--- start Material for this exercise ---

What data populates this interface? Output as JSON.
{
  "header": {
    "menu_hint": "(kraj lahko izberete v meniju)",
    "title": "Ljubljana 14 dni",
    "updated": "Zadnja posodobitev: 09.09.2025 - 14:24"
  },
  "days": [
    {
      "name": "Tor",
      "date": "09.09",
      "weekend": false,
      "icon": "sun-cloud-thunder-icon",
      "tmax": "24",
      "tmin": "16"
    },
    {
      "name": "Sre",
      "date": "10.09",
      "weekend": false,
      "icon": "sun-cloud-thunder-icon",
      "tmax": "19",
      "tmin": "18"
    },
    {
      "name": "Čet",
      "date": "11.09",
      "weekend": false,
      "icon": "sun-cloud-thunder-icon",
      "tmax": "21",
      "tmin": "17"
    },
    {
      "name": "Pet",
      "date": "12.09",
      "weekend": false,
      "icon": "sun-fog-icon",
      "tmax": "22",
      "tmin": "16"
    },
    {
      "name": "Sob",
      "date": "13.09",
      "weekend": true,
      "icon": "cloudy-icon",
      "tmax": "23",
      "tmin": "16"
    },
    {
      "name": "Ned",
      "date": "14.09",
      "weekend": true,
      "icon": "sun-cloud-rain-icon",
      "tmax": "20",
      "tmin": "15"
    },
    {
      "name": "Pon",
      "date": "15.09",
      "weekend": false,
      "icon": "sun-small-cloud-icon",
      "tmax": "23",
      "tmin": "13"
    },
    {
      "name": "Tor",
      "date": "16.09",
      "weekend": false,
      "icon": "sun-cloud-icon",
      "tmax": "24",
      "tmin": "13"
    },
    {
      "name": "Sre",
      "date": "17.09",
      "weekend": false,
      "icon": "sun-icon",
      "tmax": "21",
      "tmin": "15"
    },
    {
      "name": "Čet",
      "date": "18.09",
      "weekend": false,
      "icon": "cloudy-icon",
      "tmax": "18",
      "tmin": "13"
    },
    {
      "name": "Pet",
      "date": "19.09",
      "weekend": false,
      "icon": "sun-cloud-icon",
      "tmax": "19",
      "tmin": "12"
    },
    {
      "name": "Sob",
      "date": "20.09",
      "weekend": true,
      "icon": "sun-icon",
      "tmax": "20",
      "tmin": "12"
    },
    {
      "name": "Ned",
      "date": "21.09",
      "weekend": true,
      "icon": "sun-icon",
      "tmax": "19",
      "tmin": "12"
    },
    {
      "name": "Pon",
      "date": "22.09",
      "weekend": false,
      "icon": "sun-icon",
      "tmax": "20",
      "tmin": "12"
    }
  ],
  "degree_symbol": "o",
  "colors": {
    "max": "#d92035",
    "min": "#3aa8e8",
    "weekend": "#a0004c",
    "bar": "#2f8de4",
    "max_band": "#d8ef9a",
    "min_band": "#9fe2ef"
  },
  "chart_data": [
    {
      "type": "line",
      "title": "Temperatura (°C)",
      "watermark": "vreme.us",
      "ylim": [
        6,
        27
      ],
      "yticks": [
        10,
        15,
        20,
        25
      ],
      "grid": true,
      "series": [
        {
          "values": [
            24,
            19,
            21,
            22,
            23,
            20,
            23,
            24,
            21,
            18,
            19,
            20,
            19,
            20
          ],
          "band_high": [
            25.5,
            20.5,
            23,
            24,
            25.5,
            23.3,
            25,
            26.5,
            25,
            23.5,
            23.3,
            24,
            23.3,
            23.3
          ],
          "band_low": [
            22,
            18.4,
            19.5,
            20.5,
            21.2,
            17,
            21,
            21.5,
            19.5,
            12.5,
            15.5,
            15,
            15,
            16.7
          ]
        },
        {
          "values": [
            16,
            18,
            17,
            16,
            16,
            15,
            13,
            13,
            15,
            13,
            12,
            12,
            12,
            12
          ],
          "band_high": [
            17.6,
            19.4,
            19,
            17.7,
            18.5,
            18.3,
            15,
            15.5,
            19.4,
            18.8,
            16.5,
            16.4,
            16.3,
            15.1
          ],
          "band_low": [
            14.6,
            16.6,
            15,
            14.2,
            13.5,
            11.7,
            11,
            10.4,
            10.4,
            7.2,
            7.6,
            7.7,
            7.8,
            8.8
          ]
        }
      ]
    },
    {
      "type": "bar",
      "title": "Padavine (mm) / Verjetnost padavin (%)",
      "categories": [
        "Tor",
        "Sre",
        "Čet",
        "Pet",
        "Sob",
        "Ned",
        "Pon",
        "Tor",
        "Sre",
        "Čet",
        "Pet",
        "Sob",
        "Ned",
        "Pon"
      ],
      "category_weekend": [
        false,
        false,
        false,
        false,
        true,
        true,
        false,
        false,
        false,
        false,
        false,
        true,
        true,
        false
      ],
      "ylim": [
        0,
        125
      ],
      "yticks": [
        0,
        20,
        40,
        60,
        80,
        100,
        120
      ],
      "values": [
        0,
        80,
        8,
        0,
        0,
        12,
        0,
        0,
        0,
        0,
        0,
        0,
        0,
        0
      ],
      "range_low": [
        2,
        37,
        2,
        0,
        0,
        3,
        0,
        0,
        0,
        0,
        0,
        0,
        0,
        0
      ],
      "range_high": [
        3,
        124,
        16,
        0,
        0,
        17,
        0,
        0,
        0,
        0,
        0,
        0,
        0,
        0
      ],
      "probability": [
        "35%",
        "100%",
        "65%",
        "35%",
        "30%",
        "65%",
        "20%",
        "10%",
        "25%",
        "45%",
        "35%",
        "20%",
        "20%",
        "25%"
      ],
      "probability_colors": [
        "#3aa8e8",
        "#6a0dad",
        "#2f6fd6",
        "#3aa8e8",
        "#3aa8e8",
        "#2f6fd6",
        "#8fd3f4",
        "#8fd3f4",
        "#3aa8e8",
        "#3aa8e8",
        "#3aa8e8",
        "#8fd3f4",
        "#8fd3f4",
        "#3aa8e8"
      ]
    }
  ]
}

--- end Material for this exercise ---

- _Short problem_
Please return the data above exactly as given.

- _Task response_
What data populates this interface? Output as JSON.
{
  "header": {
    "menu_hint": "(kraj lahko izberete v meniju)",
    "title": "Ljubljana 14 dni",
    "updated": "Zadnja posodobitev: 09.09.2025 - 14:24"
  },
  "days": [
    {
      "name": "Tor",
      "date": "09.09",
      "weekend": false,
      "icon": "sun-cloud-thunder-icon",
      "tmax": "24",
      "tmin": "16"
    },
    {
      "name": "Sre",
      "date": "10.09",
      "weekend": false,
      "icon": "sun-cloud-thunder-icon",
      "tmax": "19",
      "tmin": "18"
    },
    {
      "name": "Čet",
      "date": "11.09",
      "weekend": false,
      "icon": "sun-cloud-thunder-icon",
      "tmax": "21",
      "tmin": "17"
    },
    {
      "name": "Pet",
      "date": "12.09",
      "weekend": false,
      "icon": "sun-fog-icon",
      "tmax": "22",
      "tmin": "16"
    },
    {
      "name": "Sob",
      "date": "13.09",
      "weekend": true,
      "icon": "cloudy-icon",
      "tmax": "23",
      "tmin": "16"
    },
    {
      "name": "Ned",
      "date": "14.09",
      "weekend": true,
      "icon": "sun-cloud-rain-icon",
      "tmax": "20",
      "tmin": "15"
    },
    {
      "name": "Pon",
      "date": "15.09",
      "weekend": false,
      "icon": "sun-small-cloud-icon",
      "tmax": "23",
      "tmin": "13"
    },
    {
      "name": "Tor",
      "date": "16.09",
      "weekend": false,
      "icon": "sun-cloud-icon",
      "tmax": "24",
      "tmin": "13"
    },
    {
      "name": "Sre",
      "date": "17.09",
      "weekend": false,
      "icon": "sun-icon",
      "tmax": "21",
      "tmin": "15"
    },
    {
      "name": "Čet",
      "date": "18.09",
      "weekend": false,
      "icon": "cloudy-icon",
      "tmax": "18",
      "tmin": "13"
    },
    {
      "name": "Pet",
      "date": "19.09",
      "weekend": false,
      "icon": "sun-cloud-icon",
      "tmax": "19",
      "tmin": "12"
    },
    {
      "name": "Sob",
      "date": "20.09",
      "weekend": true,
      "icon": "sun-icon",
      "tmax": "20",
      "tmin": "12"
    },
    {
      "name": "Ned",
      "date": "21.09",
      "weekend": true,
      "icon": "sun-icon",
      "tmax": "19",
      "tmin": "12"
    },
    {
      "name": "Pon",
      "date": "22.09",
      "weekend": false,
      "icon": "sun-icon",
      "tmax": "20",
      "tmin": "12"
    }
  ],
  "degree_symbol": "o",
  "colors": {
    "max": "#d92035",
    "min": "#3aa8e8",
    "weekend": "#a0004c",
    "bar": "#2f8de4",
    "max_band": "#d8ef9a",
    "min_band": "#9fe2ef"
  },
  "chart_data": [
    {
      "type": "line",
      "title": "Temperatura (°C)",
      "watermark": "vreme.us",
      "ylim": [
        6,
        27
      ],
      "yticks": [
        10,
        15,
        20,
        25
      ],
      "grid": true,
      "series": [
        {
          "values": [
            24,
            19,
            21,
            22,
            23,
            20,
            23,
            24,
            21,
            18,
            19,
            20,
            19,
            20
          ],
          "band_high": [
            25.5,
            20.5,
            23,
            24,
            25.5,
            23.3,
            25,
            26.5,
            25,
            23.5,
            23.3,
            24,
            23.3,
            23.3
          ],
          "band_low": [
            22,
            18.4,
            19.5,
            20.5,
            21.2,
            17,
            21,
            21.5,
            19.5,
            12.5,
            15.5,
            15,
            15,
            16.7
          ]
        },
        {
          "values": [
            16,
            18,
            17,
            16,
            16,
            15,
            13,
            13,
            15,
            13,
            12,
            12,
            12,
            12
          ],
          "band_high": [
            17.6,
            19.4,
            19,
            17.7,
            18.5,
            18.3,
            15,
            15.5,
            19.4,
            18.8,
            16.5,
            16.4,
            16.3,
            15.1
          ],
          "band_low": [
            14.6,
            16.6,
            15,
            14.2,
            13.5,
            11.7,
            11,
            10.4,
            10.4,
            7.2,
            7.6,
            7.7,
            7.8,
            8.8
          ]
        }
      ]
    },
    {
      "type": "bar",
      "title": "Padavine (mm) / Verjetnost padavin (%)",
      "categories": [
        "Tor",
        "Sre",
        "Čet",
        "Pet",
        "Sob",
        "Ned",
        "Pon",
        "Tor",
        "Sre",
        "Čet",
        "Pet",
        "Sob",
        "Ned",
        "Pon"
      ],
      "category_weekend": [
        false,
        false,
        false,
        false,
        true,
        true,
        false,
        false,
        false,
        false,
        false,
        true,
        true,
        false
      ],
      "ylim": [
        0,
        125
      ],
      "yticks": [
        0,
        20,
        40,
        60,
        80,
        100,
        120
      ],
      "values": [
        0,
        80,
        8,
        0,
        0,
        12,
        0,
        0,
        0,
        0,
        0,
        0,
        0,
        0
      ],
      "range_low": [
        2,
        37,
        2,
        0,
        0,
        3,
        0,
        0,
        0,
        0,
        0,
        0,
        0,
        0
      ],
      "range_high": [
        3,
        124,
        16,
        0,
        0,
        17,
        0,
        0,
        0,
        0,
        0,
        0,
        0,
        0
      ],
      "probability": [
        "35%",
        "100%",
        "65%",
        "35%",
        "30%",
        "65%",
        "20%",
        "10%",
        "25%",
        "45%",
        "35%",
        "20%",
        "20%",
        "25%"
      ],
      "probability_colors": [
        "#3aa8e8",
        "#6a0dad",
        "#2f6fd6",
        "#3aa8e8",
        "#3aa8e8",
        "#2f6fd6",
        "#8fd3f4",
        "#8fd3f4",
        "#3aa8e8",
        "#3aa8e8",
        "#3aa8e8",
        "#8fd3f4",
        "#8fd3f4",
        "#3aa8e8"
      ]
    }
  ]
}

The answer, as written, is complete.